REQUESTS =
1/ According to the text on Asia's economic outlook, what growth rate is the region expected to reach in 2017?
2/ Rewrite the text on Asia's economic outlook from "Then there are" to "advanced economy status.", substituting "billions of dollars" for "trillions of dollars".

SELECTED EXTRACT =
▶
The World Economic Outlook released in April upgraded our forecast for global growth to 3.5 percent this year and 3.6 percent in 2018. That is up from 3.1 percent in 2016. We will release an updated WEO forecast next week in Kuala Lumpur.

Asia’s outlook remains the strongest in the world—and has been the most important contributor to global growth for several years. Policy stimulus continues to support domestic demand in China and Japan. Meanwhile, investment in infrastructure and public services is supporting growth across Southeast Asia.

Growth in the region is expected to reach 5.5 percent in 2017, after slowing last year. Most importantly, this recovery reflects stronger expansion of world trade.

The Indonesian economy has been one of the strongest and most resilient performers among the large emerging market economies. Growth is solid, inflation is manageable, and the current account deficit has been contained.

The government has effectively steered its way through the obstacles presented by the global economy in recent years with a good mix of macroeconomic policies and structural reforms. Indonesia’s growth this year is expected to exceed 5 percent.

These are very positive developments. But Asia faces significant challenges. In the short run, there is uncertainty about the direction of economic policy in some advanced economies, especially the risk of inward-looking policies that could affect regions like Southeast Asia that have benefited from global economic integration.

Although the normalization of Fed policy so far has proceeded smoothly, it still poses a risk. This is especially the case for borrowing costs in regional economies where private debt has risen over the past decade.

There also is the potential for renewed market volatility—both because of the changing monetary conditions and unexpected turns in China’s economic rebalancing.

Then there are the longer-term challenges. These include the trillions of dollars in infrastructure investment that will be required if Asian countries are to achieve advanced economy status.

There will also be demands for increased spending on education and other public goods to make growth more inclusive. In addition, some countries will need to address the implications of demographic change, especially the rapid aging of populations that carry implications for health care and pension spending.

Finally, many Asian countries—including Indonesia—face the policy challenge of sustaining and accelerating inclusive growth at a time of lower commodity prices. This will require further economic diversification.

The Demands of Growth

These challenges all will cost money—and that points to the central importance of domestic revenue mobilization. Increased revenue and public spending are essential catalysts for growth—at a time when the demands for fiscal resources are only growing.

This audience understands this linkage better than most. Revenue mobilization already is high on your countries’ policy agendas. And it is not just a matter of development. It is essential to ensuring the macroeconomic stability that has been central to your success.
◀
GIVEN MATERIAL =
▶
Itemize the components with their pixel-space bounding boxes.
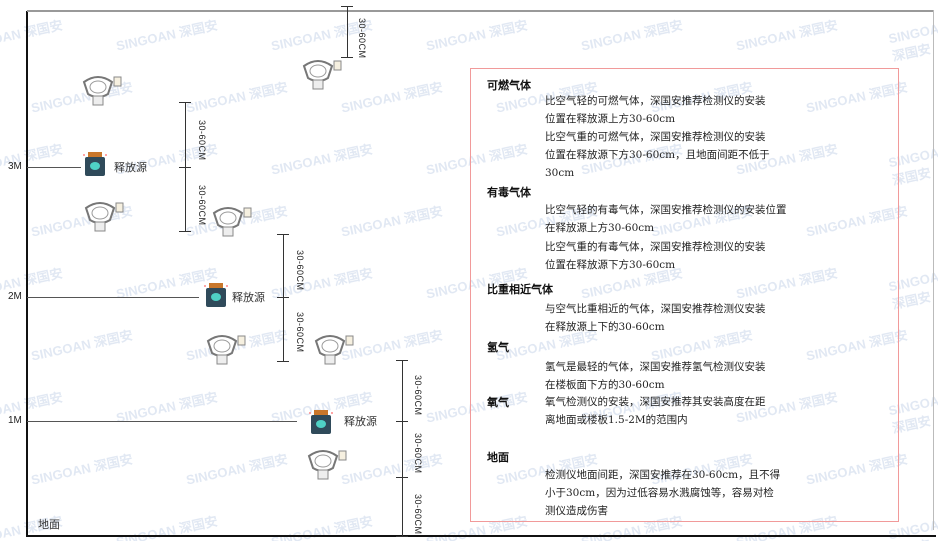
◀
WORKED SOLUTIONS =
1/ 5.5 percent

2/
Then there are the longer-term challenges. These include the billions of dollars in infrastructure investment that will be required if Asian countries are to achieve advanced economy status.